WHAT TO WORK ON
Write the material out again in full, exactly.

RECORDS FOR THE EXERCISE
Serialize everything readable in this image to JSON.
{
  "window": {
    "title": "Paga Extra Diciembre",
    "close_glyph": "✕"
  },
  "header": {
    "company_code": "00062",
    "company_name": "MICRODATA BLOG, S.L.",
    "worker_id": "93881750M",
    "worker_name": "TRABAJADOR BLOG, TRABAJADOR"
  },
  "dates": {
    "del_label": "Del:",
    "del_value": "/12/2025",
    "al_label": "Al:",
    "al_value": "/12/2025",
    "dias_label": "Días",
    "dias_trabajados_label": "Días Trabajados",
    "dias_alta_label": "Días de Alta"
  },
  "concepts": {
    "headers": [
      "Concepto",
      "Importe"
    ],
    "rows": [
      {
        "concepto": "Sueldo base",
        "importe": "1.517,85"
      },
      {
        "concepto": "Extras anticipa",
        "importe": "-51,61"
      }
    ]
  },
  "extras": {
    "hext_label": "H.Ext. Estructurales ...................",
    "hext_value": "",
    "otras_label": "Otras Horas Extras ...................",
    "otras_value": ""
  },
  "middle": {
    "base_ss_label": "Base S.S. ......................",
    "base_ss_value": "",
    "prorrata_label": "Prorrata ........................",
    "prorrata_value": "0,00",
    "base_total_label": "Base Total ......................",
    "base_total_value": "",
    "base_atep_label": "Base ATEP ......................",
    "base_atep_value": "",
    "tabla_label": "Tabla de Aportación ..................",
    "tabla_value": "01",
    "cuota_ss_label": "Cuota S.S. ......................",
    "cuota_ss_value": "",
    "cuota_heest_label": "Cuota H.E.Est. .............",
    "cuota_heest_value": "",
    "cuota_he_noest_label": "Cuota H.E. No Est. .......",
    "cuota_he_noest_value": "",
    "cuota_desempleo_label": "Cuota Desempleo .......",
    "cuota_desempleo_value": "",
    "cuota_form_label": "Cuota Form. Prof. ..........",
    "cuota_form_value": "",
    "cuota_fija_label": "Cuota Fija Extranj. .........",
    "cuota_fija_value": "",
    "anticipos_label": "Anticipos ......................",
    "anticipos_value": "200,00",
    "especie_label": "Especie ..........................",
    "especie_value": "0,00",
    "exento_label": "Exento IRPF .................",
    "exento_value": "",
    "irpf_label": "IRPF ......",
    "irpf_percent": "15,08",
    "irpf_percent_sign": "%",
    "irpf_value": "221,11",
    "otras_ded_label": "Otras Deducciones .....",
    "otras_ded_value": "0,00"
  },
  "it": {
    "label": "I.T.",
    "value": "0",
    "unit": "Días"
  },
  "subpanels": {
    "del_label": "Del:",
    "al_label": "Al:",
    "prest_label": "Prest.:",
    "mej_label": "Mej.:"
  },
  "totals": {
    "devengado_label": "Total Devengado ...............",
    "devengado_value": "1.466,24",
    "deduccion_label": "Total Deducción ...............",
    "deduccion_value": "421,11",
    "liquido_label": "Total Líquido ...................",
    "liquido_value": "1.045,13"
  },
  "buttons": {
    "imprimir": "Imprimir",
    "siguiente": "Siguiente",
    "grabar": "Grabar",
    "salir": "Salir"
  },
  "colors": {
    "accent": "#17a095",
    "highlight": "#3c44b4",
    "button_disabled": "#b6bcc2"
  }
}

RESPONSE BELOW
Serialize everything readable in this image to JSON.
{
  "window": {
    "title": "Paga Extra Diciembre",
    "close_glyph": "✕"
  },
  "header": {
    "company_code": "00062",
    "company_name": "MICRODATA BLOG, S.L.",
    "worker_id": "93881750M",
    "worker_name": "TRABAJADOR BLOG, TRABAJADOR"
  },
  "dates": {
    "del_label": "Del:",
    "del_value": "/12/2025",
    "al_label": "Al:",
    "al_value": "/12/2025",
    "dias_label": "Días",
    "dias_trabajados_label": "Días Trabajados",
    "dias_alta_label": "Días de Alta"
  },
  "concepts": {
    "headers": [
      "Concepto",
      "Importe"
    ],
    "rows": [
      {
        "concepto": "Sueldo base",
        "importe": "1.517,85"
      },
      {
        "concepto": "Extras anticipa",
        "importe": "-51,61"
      }
    ]
  },
  "extras": {
    "hext_label": "H.Ext. Estructurales ...................",
    "hext_value": "",
    "otras_label": "Otras Horas Extras ...................",
    "otras_value": ""
  },
  "middle": {
    "base_ss_label": "Base S.S. ......................",
    "base_ss_value": "",
    "prorrata_label": "Prorrata ........................",
    "prorrata_value": "0,00",
    "base_total_label": "Base Total ......................",
    "base_total_value": "",
    "base_atep_label": "Base ATEP ......................",
    "base_atep_value": "",
    "tabla_label": "Tabla de Aportación ..................",
    "tabla_value": "01",
    "cuota_ss_label": "Cuota S.S. ......................",
    "cuota_ss_value": "",
    "cuota_heest_label": "Cuota H.E.Est. .............",
    "cuota_heest_value": "",
    "cuota_he_noest_label": "Cuota H.E. No Est. .......",
    "cuota_he_noest_value": "",
    "cuota_desempleo_label": "Cuota Desempleo .......",
    "cuota_desempleo_value": "",
    "cuota_form_label": "Cuota Form. Prof. ..........",
    "cuota_form_value": "",
    "cuota_fija_label": "Cuota Fija Extranj. .........",
    "cuota_fija_value": "",
    "anticipos_label": "Anticipos ......................",
    "anticipos_value": "200,00",
    "especie_label": "Especie ..........................",
    "especie_value": "0,00",
    "exento_label": "Exento IRPF .................",
    "exento_value": "",
    "irpf_label": "IRPF ......",
    "irpf_percent": "15,08",
    "irpf_percent_sign": "%",
    "irpf_value": "221,11",
    "otras_ded_label": "Otras Deducciones .....",
    "otras_ded_value": "0,00"
  },
  "it": {
    "label": "I.T.",
    "value": "0",
    "unit": "Días"
  },
  "subpanels": {
    "del_label": "Del:",
    "al_label": "Al:",
    "prest_label": "Prest.:",
    "mej_label": "Mej.:"
  },
  "totals": {
    "devengado_label": "Total Devengado ...............",
    "devengado_value": "1.466,24",
    "deduccion_label": "Total Deducción ...............",
    "deduccion_value": "421,11",
    "liquido_label": "Total Líquido ...................",
    "liquido_value": "1.045,13"
  },
  "buttons": {
    "imprimir": "Imprimir",
    "siguiente": "Siguiente",
    "grabar": "Grabar",
    "salir": "Salir"
  },
  "colors": {
    "accent": "#17a095",
    "highlight": "#3c44b4",
    "button_disabled": "#b6bcc2"
  }
}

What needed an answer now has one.